**What the task asks:**
Repeat each line of the material below exactly as it appears, minus any pictures.

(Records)

┄┄┄┄┄┄┄┄┄┄

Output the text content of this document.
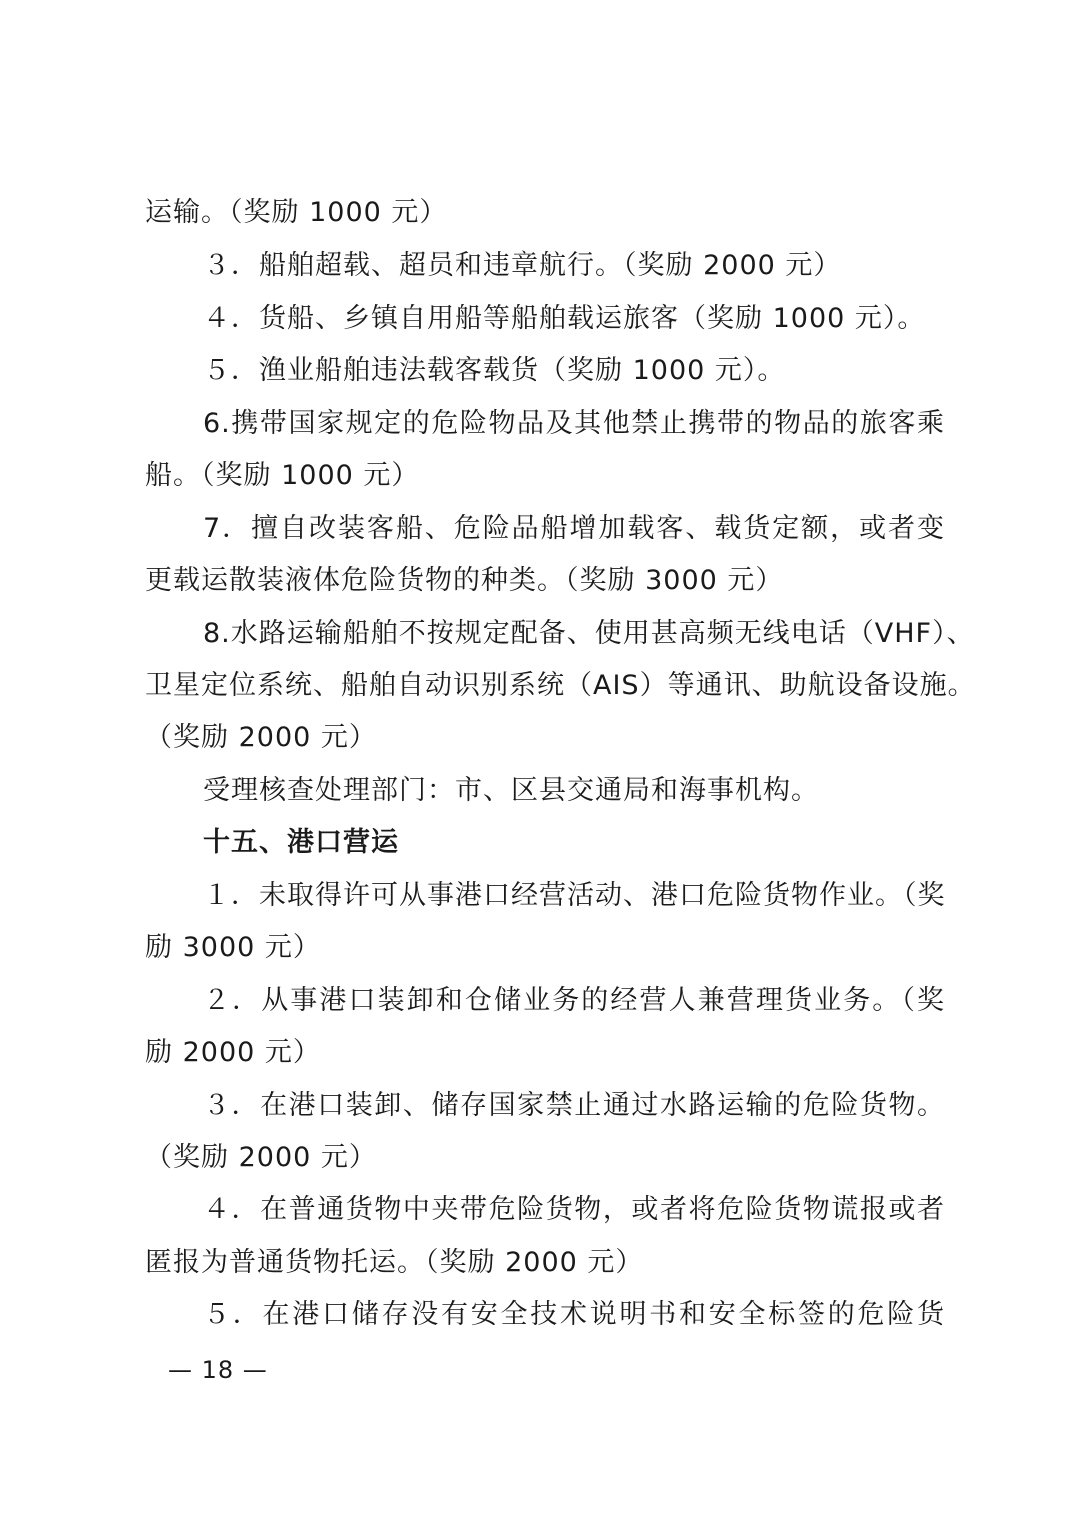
运输。（奖励 1000 元）
３．船舶超载、超员和违章航行。（奖励 2000 元）
４．货船、乡镇自用船等船舶载运旅客（奖励 1000 元）。
５．渔业船舶违法载客载货（奖励 1000 元）。
6.携带国家规定的危险物品及其他禁止携带的物品的旅客乘
船。（奖励 1000 元）
7．擅自改装客船、危险品船增加载客、载货定额，或者变
更载运散装液体危险货物的种类。（奖励 3000 元）
8.水路运输船舶不按规定配备、使用甚高频无线电话（VHF）、
卫星定位系统、船舶自动识别系统（AIS）等通讯、助航设备设施。
（奖励 2000 元）
受理核查处理部门：市、区县交通局和海事机构。
十五、港口营运
１．未取得许可从事港口经营活动、港口危险货物作业。（奖
励 3000 元）
２．从事港口装卸和仓储业务的经营人兼营理货业务。（奖
励 2000 元）
３．在港口装卸、储存国家禁止通过水路运输的危险货物。
（奖励 2000 元）
４．在普通货物中夹带危险货物，或者将危险货物谎报或者
匿报为普通货物托运。（奖励 2000 元）
５．在港口储存没有安全技术说明书和安全标签的危险货
— 18 —
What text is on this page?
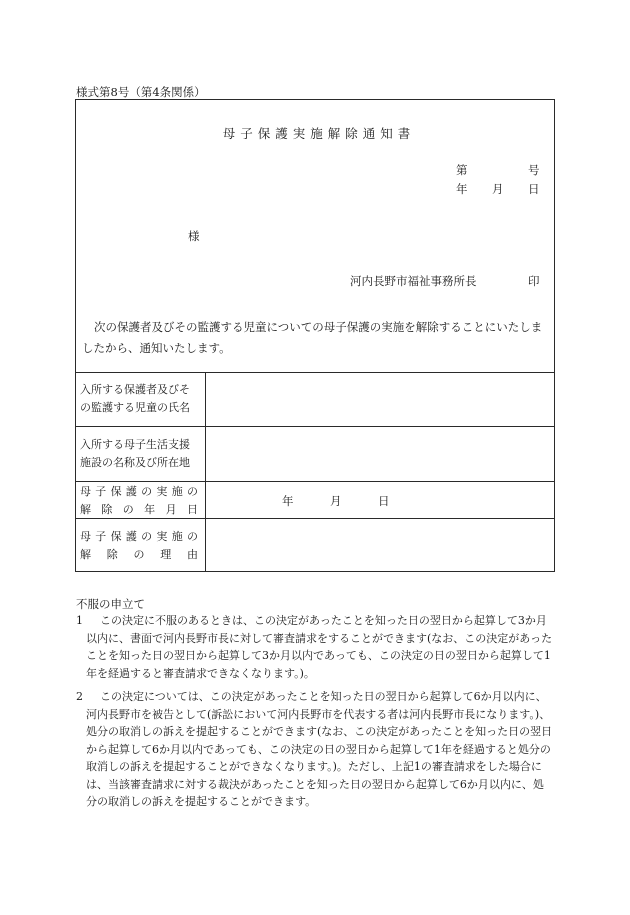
様式第8号（第4条関係）
母子保護実施解除通知書
第	号
年 月 日
様
河内長野市福祉事務所長	印
次の保護者及びその監護する児童についての母子保護の実施を解除することにいたしましたから、通知いたします。
入所する保護者及びそ
の監護する児童の氏名
入所する母子生活支援
施設の名称及び所在地
母 子 保 護 の 実 施 の
解 除 の 年 月 日
年	月	日
母 子 保 護 の 実 施 の
解 除 の 理 由
不服の申立て
1	この決定に不服のあるときは、この決定があったことを知った日の翌日から起算して3か月以内に、書面で河内長野市長に対して審査請求をすることができます(なお、この決定があったことを知った日の翌日から起算して3か月以内であっても、この決定の日の翌日から起算して1年を経過すると審査請求できなくなります。)。
2	この決定については、この決定があったことを知った日の翌日から起算して6か月以内に、河内長野市を被告として(訴訟において河内長野市を代表する者は河内長野市長になります。)、処分の取消しの訴えを提起することができます(なお、この決定があったことを知った日の翌日から起算して6か月以内であっても、この決定の日の翌日から起算して1年を経過すると処分の取消しの訴えを提起することができなくなります。)。ただし、上記1の審査請求をした場合には、当該審査請求に対する裁決があったことを知った日の翌日から起算して6か月以内に、処分の取消しの訴えを提起することができます。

┄┄┄┄┄┄┄┄┄┄

**Answer in full:**
Output the text content of this document.
运输。（奖励 1000 元）
３．船舶超载、超员和违章航行。（奖励 2000 元）
４．货船、乡镇自用船等船舶载运旅客（奖励 1000 元）。
５．渔业船舶违法载客载货（奖励 1000 元）。
6.携带国家规定的危险物品及其他禁止携带的物品的旅客乘
船。（奖励 1000 元）
7．擅自改装客船、危险品船增加载客、载货定额，或者变
更载运散装液体危险货物的种类。（奖励 3000 元）
8.水路运输船舶不按规定配备、使用甚高频无线电话（VHF）、
卫星定位系统、船舶自动识别系统（AIS）等通讯、助航设备设施。
（奖励 2000 元）
受理核查处理部门：市、区县交通局和海事机构。
十五、港口营运
１．未取得许可从事港口经营活动、港口危险货物作业。（奖
励 3000 元）
２．从事港口装卸和仓储业务的经营人兼营理货业务。（奖
励 2000 元）
３．在港口装卸、储存国家禁止通过水路运输的危险货物。
（奖励 2000 元）
４．在普通货物中夹带危险货物，或者将危险货物谎报或者
匿报为普通货物托运。（奖励 2000 元）
５．在港口储存没有安全技术说明书和安全标签的危险货
— 18 —
What text is on this page?
様式第8号（第4条関係）
母子保護実施解除通知書
第	号
年 月 日
様
河内長野市福祉事務所長	印
次の保護者及びその監護する児童についての母子保護の実施を解除することにいたしましたから、通知いたします。
入所する保護者及びそ
の監護する児童の氏名
入所する母子生活支援
施設の名称及び所在地
母 子 保 護 の 実 施 の
解 除 の 年 月 日
年	月	日
母 子 保 護 の 実 施 の
解 除 の 理 由
不服の申立て
1	この決定に不服のあるときは、この決定があったことを知った日の翌日から起算して3か月以内に、書面で河内長野市長に対して審査請求をすることができます(なお、この決定があったことを知った日の翌日から起算して3か月以内であっても、この決定の日の翌日から起算して1年を経過すると審査請求できなくなります。)。
2	この決定については、この決定があったことを知った日の翌日から起算して6か月以内に、河内長野市を被告として(訴訟において河内長野市を代表する者は河内長野市長になります。)、処分の取消しの訴えを提起することができます(なお、この決定があったことを知った日の翌日から起算して6か月以内であっても、この決定の日の翌日から起算して1年を経過すると処分の取消しの訴えを提起することができなくなります。)。ただし、上記1の審査請求をした場合には、当該審査請求に対する裁決があったことを知った日の翌日から起算して6か月以内に、処分の取消しの訴えを提起することができます。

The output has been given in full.